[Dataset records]

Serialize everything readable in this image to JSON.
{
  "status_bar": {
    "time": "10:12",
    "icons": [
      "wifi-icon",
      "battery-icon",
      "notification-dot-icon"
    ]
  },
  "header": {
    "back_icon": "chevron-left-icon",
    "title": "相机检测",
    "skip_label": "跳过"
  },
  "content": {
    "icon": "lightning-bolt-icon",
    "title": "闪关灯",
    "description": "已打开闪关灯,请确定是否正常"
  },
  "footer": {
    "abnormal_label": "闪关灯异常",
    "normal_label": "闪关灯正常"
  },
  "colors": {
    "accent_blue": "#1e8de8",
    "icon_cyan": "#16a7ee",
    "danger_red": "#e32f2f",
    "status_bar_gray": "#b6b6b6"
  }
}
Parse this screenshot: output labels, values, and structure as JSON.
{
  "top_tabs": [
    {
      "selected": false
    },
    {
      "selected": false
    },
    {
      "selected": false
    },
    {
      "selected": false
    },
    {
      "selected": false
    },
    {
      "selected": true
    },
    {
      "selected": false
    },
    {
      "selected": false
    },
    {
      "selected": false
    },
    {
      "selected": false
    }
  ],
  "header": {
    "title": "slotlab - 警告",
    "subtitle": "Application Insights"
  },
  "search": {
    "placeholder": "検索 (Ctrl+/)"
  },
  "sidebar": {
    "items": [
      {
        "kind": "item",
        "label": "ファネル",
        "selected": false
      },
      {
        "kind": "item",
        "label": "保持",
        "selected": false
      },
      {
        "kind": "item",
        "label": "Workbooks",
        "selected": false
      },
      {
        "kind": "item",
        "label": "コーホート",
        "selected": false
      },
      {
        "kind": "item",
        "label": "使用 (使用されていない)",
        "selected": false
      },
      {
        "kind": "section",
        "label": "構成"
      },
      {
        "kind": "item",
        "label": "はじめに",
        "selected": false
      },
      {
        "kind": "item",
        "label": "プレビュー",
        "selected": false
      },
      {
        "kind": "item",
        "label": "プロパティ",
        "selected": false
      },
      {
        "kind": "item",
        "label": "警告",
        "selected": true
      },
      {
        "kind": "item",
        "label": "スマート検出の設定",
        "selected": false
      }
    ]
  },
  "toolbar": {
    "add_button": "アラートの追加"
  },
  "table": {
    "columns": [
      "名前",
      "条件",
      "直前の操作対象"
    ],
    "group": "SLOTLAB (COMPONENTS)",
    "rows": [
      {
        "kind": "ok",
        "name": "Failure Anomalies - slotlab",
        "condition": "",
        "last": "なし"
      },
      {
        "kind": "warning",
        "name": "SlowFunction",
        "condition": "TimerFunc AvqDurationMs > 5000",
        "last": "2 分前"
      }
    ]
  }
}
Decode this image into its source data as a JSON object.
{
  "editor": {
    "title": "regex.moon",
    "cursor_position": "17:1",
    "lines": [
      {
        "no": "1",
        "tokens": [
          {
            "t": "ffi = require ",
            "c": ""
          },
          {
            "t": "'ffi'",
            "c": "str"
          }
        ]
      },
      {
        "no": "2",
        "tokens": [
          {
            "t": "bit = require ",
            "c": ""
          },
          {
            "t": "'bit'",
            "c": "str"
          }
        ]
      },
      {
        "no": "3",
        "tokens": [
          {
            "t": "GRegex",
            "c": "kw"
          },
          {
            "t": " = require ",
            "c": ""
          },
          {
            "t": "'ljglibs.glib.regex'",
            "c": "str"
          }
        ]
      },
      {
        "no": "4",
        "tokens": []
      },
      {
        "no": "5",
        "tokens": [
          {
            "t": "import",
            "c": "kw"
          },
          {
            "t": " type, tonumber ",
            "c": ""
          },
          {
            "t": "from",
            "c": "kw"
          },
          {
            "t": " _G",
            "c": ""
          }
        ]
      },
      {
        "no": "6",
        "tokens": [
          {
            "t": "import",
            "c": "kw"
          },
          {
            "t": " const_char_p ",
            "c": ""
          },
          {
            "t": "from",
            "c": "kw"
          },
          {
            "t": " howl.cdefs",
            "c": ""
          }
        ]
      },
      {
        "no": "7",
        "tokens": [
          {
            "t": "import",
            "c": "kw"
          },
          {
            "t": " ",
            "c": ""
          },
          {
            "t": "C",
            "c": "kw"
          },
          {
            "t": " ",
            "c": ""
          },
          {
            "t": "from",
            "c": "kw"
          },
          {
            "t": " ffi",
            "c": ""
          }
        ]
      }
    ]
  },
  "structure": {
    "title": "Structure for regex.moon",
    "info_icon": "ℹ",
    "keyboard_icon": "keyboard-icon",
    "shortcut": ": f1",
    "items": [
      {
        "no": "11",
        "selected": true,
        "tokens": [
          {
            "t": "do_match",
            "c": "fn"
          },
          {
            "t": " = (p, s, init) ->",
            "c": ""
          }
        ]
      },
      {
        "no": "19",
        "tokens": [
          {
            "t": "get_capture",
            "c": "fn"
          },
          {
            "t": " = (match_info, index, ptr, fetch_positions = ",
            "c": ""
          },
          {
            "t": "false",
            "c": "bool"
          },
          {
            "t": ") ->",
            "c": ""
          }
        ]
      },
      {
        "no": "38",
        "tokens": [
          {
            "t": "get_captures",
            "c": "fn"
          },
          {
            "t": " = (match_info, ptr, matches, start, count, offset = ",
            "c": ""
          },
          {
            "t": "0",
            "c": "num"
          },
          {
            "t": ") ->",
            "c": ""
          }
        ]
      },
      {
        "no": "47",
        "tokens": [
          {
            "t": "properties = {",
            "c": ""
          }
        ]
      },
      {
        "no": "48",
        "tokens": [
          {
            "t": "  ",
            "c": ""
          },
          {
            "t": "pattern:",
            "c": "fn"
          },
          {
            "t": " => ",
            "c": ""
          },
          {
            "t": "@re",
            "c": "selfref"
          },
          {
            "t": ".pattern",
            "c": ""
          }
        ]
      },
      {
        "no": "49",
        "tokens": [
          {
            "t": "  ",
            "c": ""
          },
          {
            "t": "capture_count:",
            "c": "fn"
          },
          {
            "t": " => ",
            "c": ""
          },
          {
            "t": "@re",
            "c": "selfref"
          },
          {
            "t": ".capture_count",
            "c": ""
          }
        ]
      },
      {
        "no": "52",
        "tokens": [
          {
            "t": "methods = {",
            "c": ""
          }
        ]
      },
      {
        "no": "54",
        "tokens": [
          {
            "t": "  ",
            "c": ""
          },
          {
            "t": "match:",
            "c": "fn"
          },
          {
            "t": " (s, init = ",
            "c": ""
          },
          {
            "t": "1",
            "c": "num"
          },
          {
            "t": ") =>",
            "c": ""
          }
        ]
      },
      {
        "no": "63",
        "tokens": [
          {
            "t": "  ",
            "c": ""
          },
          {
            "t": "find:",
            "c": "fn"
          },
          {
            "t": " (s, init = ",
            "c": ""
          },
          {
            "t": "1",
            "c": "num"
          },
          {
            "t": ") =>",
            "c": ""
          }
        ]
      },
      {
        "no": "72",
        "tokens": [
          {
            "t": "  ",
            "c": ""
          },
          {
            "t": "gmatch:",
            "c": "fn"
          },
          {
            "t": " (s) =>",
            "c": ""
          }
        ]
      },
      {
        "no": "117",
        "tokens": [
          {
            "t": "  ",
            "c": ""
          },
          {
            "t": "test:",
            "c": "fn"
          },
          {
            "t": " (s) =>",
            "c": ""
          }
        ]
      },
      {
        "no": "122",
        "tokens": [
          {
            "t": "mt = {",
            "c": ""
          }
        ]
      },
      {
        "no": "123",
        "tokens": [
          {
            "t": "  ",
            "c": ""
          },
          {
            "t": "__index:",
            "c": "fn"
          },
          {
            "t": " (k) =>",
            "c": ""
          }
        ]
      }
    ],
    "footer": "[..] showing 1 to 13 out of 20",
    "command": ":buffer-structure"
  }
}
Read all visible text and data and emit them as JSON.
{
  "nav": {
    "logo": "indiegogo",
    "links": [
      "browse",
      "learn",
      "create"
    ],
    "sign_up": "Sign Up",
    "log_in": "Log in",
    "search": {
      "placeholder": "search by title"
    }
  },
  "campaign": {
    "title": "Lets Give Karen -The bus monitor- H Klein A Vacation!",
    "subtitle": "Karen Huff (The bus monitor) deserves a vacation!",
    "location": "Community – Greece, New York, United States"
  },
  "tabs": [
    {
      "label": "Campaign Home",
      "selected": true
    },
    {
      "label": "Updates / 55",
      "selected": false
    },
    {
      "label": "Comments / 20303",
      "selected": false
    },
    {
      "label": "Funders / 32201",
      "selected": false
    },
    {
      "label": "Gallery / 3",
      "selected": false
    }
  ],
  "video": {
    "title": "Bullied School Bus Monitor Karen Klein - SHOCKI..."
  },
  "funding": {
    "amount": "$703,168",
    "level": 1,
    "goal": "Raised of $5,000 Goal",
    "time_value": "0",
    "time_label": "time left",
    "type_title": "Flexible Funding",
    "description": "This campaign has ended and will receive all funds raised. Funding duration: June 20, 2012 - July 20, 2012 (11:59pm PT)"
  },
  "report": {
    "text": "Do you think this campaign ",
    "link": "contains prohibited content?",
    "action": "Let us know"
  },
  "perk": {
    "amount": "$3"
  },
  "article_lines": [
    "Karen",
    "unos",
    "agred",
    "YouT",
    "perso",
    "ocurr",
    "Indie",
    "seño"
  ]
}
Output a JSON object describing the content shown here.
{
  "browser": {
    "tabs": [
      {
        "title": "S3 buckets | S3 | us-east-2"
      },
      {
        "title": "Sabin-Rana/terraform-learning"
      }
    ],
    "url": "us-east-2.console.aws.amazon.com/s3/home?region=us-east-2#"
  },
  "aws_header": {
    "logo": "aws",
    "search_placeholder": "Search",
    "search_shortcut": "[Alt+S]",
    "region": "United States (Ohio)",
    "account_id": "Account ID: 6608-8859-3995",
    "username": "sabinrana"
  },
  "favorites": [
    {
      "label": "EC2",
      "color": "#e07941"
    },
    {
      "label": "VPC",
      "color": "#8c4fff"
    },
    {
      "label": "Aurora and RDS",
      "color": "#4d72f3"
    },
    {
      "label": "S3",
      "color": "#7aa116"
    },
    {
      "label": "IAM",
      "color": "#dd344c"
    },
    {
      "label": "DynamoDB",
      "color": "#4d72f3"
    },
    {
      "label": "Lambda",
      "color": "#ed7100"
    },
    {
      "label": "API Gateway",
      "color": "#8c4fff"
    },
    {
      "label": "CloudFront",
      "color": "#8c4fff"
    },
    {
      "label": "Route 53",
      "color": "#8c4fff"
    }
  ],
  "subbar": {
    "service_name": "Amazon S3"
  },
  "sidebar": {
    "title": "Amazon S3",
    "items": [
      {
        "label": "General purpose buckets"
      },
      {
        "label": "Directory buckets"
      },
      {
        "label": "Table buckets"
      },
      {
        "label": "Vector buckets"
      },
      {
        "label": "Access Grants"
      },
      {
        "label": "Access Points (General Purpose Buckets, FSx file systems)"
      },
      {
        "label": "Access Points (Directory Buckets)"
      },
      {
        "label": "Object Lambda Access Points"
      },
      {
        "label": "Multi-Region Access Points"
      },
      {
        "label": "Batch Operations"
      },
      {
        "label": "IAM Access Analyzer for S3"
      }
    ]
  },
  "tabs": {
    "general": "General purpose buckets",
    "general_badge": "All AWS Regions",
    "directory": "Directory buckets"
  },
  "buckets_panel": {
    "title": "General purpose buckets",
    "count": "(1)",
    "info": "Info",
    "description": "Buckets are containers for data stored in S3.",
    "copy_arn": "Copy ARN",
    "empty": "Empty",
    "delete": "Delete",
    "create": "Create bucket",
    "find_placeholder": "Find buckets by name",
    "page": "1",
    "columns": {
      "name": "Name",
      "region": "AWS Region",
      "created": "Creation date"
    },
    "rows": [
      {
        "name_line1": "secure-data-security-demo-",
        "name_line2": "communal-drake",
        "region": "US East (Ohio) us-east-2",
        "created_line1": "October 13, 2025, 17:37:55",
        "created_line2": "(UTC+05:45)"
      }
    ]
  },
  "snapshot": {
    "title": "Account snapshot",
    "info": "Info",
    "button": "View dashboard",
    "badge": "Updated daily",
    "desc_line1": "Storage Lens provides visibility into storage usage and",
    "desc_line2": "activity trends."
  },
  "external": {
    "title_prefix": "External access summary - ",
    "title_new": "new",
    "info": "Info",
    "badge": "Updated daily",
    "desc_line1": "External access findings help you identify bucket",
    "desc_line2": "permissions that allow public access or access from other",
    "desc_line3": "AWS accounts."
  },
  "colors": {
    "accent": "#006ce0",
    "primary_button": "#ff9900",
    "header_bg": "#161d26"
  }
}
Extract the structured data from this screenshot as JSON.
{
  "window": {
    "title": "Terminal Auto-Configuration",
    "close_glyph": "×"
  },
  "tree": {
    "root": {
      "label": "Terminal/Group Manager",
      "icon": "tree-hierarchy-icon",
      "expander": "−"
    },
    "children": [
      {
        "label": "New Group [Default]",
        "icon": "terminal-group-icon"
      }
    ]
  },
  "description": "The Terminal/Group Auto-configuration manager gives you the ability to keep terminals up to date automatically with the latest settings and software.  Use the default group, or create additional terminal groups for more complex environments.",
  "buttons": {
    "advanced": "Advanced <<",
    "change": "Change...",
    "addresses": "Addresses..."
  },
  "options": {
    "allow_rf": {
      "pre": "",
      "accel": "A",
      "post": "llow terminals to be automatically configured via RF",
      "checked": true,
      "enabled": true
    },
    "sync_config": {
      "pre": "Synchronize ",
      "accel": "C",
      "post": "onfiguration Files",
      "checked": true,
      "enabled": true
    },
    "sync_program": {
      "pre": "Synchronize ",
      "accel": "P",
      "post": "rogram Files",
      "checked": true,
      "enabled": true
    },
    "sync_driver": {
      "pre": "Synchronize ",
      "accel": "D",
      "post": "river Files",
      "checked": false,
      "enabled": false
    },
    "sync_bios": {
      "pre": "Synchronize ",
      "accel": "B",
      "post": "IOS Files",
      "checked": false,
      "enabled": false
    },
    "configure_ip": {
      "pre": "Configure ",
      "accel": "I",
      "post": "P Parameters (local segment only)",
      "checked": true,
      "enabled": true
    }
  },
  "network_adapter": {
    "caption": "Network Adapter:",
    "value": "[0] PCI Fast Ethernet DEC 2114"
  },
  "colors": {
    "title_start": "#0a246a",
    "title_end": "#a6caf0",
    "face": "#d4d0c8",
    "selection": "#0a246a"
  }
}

> _WHAT TO DO_: Copy out every line of the listing that contains the string "east".

> _THE COMPLETED TASK_:
        "title": "S3 buckets | S3 | us-east-2"
    "url": "us-east-2.console.aws.amazon.com/s3/home?region=us-east-2#"
        "region": "US East (Ohio) us-east-2",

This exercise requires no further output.